## DESCRIPTION OF THE TASK
Could you transcribe the material below exactly, without leaving out a single line?

## INPUT FOR THIS TASK
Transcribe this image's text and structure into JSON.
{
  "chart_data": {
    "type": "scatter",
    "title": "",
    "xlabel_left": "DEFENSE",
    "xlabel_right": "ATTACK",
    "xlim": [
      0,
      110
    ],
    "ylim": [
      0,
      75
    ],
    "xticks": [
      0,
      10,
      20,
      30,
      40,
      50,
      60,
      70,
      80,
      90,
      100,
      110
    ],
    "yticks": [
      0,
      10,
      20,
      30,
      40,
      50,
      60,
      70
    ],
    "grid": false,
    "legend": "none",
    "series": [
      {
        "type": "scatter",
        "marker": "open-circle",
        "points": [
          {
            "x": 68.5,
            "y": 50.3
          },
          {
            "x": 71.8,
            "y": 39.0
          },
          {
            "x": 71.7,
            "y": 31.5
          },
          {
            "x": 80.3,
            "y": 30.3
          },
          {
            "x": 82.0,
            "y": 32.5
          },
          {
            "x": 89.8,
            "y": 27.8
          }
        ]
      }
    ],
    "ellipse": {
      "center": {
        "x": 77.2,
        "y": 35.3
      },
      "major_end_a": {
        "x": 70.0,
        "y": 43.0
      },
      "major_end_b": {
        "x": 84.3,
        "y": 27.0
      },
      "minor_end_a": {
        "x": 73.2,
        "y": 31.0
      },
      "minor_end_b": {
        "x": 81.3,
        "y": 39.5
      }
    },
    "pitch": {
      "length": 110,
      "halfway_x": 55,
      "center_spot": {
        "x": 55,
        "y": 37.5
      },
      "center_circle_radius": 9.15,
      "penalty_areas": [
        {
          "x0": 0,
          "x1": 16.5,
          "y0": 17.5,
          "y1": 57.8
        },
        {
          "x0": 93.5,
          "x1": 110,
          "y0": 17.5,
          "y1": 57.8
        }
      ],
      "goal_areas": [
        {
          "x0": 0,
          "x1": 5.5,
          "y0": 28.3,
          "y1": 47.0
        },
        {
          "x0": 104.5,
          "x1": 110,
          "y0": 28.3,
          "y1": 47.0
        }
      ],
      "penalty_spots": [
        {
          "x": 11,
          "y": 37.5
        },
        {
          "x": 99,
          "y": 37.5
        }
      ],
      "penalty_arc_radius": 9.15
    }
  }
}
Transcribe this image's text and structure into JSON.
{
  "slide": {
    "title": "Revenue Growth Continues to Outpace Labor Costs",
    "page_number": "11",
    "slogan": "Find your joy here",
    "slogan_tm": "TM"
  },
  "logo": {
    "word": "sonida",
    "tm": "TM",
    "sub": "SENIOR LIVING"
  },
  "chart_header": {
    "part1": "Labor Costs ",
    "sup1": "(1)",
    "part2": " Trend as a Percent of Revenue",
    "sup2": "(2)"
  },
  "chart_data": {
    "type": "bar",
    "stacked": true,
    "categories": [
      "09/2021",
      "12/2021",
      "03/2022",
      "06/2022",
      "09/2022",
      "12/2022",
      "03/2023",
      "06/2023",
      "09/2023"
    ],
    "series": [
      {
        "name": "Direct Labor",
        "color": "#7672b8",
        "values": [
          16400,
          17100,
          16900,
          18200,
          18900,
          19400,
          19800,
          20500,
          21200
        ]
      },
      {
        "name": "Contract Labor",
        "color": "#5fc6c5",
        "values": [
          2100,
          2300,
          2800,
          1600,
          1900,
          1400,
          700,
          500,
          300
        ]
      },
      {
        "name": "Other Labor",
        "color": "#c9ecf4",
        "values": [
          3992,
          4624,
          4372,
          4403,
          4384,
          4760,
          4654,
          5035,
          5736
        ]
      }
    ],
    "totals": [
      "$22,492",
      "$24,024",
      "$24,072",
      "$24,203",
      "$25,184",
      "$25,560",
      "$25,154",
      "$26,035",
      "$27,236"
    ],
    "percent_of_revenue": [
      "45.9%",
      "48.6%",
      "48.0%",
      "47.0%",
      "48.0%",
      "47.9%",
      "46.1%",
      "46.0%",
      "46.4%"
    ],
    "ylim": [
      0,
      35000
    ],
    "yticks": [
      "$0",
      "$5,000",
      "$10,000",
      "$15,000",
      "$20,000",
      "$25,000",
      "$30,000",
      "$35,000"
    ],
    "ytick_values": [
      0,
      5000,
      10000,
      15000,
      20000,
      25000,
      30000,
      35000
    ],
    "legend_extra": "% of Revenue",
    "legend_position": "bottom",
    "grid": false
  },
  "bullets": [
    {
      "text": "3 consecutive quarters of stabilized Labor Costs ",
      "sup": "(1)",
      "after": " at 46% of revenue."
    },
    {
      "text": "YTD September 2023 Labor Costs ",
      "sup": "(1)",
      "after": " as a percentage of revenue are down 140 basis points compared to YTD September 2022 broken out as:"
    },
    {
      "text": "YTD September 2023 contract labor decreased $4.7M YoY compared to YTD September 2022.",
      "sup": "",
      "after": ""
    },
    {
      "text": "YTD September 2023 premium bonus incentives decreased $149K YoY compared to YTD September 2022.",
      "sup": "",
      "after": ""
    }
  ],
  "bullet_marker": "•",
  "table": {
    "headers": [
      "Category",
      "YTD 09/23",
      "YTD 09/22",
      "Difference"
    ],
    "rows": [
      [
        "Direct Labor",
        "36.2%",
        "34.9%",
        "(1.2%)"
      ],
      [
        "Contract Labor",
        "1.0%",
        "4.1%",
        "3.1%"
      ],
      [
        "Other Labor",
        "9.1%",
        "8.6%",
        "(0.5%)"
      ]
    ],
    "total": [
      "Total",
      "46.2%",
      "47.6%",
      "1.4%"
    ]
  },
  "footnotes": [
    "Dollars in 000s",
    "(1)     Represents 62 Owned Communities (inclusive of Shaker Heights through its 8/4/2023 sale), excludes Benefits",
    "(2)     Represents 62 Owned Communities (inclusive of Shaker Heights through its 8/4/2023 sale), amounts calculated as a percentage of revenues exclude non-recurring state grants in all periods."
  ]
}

## SOLUTION FOR THIS EXERCISE
Transcribe this image's text and structure into JSON.
{
  "chart_data": {
    "type": "scatter",
    "title": "",
    "xlabel_left": "DEFENSE",
    "xlabel_right": "ATTACK",
    "xlim": [
      0,
      110
    ],
    "ylim": [
      0,
      75
    ],
    "xticks": [
      0,
      10,
      20,
      30,
      40,
      50,
      60,
      70,
      80,
      90,
      100,
      110
    ],
    "yticks": [
      0,
      10,
      20,
      30,
      40,
      50,
      60,
      70
    ],
    "grid": false,
    "legend": "none",
    "series": [
      {
        "type": "scatter",
        "marker": "open-circle",
        "points": [
          {
            "x": 68.5,
            "y": 50.3
          },
          {
            "x": 71.8,
            "y": 39.0
          },
          {
            "x": 71.7,
            "y": 31.5
          },
          {
            "x": 80.3,
            "y": 30.3
          },
          {
            "x": 82.0,
            "y": 32.5
          },
          {
            "x": 89.8,
            "y": 27.8
          }
        ]
      }
    ],
    "ellipse": {
      "center": {
        "x": 77.2,
        "y": 35.3
      },
      "major_end_a": {
        "x": 70.0,
        "y": 43.0
      },
      "major_end_b": {
        "x": 84.3,
        "y": 27.0
      },
      "minor_end_a": {
        "x": 73.2,
        "y": 31.0
      },
      "minor_end_b": {
        "x": 81.3,
        "y": 39.5
      }
    },
    "pitch": {
      "length": 110,
      "halfway_x": 55,
      "center_spot": {
        "x": 55,
        "y": 37.5
      },
      "center_circle_radius": 9.15,
      "penalty_areas": [
        {
          "x0": 0,
          "x1": 16.5,
          "y0": 17.5,
          "y1": 57.8
        },
        {
          "x0": 93.5,
          "x1": 110,
          "y0": 17.5,
          "y1": 57.8
        }
      ],
      "goal_areas": [
        {
          "x0": 0,
          "x1": 5.5,
          "y0": 28.3,
          "y1": 47.0
        },
        {
          "x0": 104.5,
          "x1": 110,
          "y0": 28.3,
          "y1": 47.0
        }
      ],
      "penalty_spots": [
        {
          "x": 11,
          "y": 37.5
        },
        {
          "x": 99,
          "y": 37.5
        }
      ],
      "penalty_arc_radius": 9.15
    }
  }
}
Transcribe this image's text and structure into JSON.
{
  "slide": {
    "title": "Revenue Growth Continues to Outpace Labor Costs",
    "page_number": "11",
    "slogan": "Find your joy here",
    "slogan_tm": "TM"
  },
  "logo": {
    "word": "sonida",
    "tm": "TM",
    "sub": "SENIOR LIVING"
  },
  "chart_header": {
    "part1": "Labor Costs ",
    "sup1": "(1)",
    "part2": " Trend as a Percent of Revenue",
    "sup2": "(2)"
  },
  "chart_data": {
    "type": "bar",
    "stacked": true,
    "categories": [
      "09/2021",
      "12/2021",
      "03/2022",
      "06/2022",
      "09/2022",
      "12/2022",
      "03/2023",
      "06/2023",
      "09/2023"
    ],
    "series": [
      {
        "name": "Direct Labor",
        "color": "#7672b8",
        "values": [
          16400,
          17100,
          16900,
          18200,
          18900,
          19400,
          19800,
          20500,
          21200
        ]
      },
      {
        "name": "Contract Labor",
        "color": "#5fc6c5",
        "values": [
          2100,
          2300,
          2800,
          1600,
          1900,
          1400,
          700,
          500,
          300
        ]
      },
      {
        "name": "Other Labor",
        "color": "#c9ecf4",
        "values": [
          3992,
          4624,
          4372,
          4403,
          4384,
          4760,
          4654,
          5035,
          5736
        ]
      }
    ],
    "totals": [
      "$22,492",
      "$24,024",
      "$24,072",
      "$24,203",
      "$25,184",
      "$25,560",
      "$25,154",
      "$26,035",
      "$27,236"
    ],
    "percent_of_revenue": [
      "45.9%",
      "48.6%",
      "48.0%",
      "47.0%",
      "48.0%",
      "47.9%",
      "46.1%",
      "46.0%",
      "46.4%"
    ],
    "ylim": [
      0,
      35000
    ],
    "yticks": [
      "$0",
      "$5,000",
      "$10,000",
      "$15,000",
      "$20,000",
      "$25,000",
      "$30,000",
      "$35,000"
    ],
    "ytick_values": [
      0,
      5000,
      10000,
      15000,
      20000,
      25000,
      30000,
      35000
    ],
    "legend_extra": "% of Revenue",
    "legend_position": "bottom",
    "grid": false
  },
  "bullets": [
    {
      "text": "3 consecutive quarters of stabilized Labor Costs ",
      "sup": "(1)",
      "after": " at 46% of revenue."
    },
    {
      "text": "YTD September 2023 Labor Costs ",
      "sup": "(1)",
      "after": " as a percentage of revenue are down 140 basis points compared to YTD September 2022 broken out as:"
    },
    {
      "text": "YTD September 2023 contract labor decreased $4.7M YoY compared to YTD September 2022.",
      "sup": "",
      "after": ""
    },
    {
      "text": "YTD September 2023 premium bonus incentives decreased $149K YoY compared to YTD September 2022.",
      "sup": "",
      "after": ""
    }
  ],
  "bullet_marker": "•",
  "table": {
    "headers": [
      "Category",
      "YTD 09/23",
      "YTD 09/22",
      "Difference"
    ],
    "rows": [
      [
        "Direct Labor",
        "36.2%",
        "34.9%",
        "(1.2%)"
      ],
      [
        "Contract Labor",
        "1.0%",
        "4.1%",
        "3.1%"
      ],
      [
        "Other Labor",
        "9.1%",
        "8.6%",
        "(0.5%)"
      ]
    ],
    "total": [
      "Total",
      "46.2%",
      "47.6%",
      "1.4%"
    ]
  },
  "footnotes": [
    "Dollars in 000s",
    "(1)     Represents 62 Owned Communities (inclusive of Shaker Heights through its 8/4/2023 sale), excludes Benefits",
    "(2)     Represents 62 Owned Communities (inclusive of Shaker Heights through its 8/4/2023 sale), amounts calculated as a percentage of revenues exclude non-recurring state grants in all periods."
  ]
}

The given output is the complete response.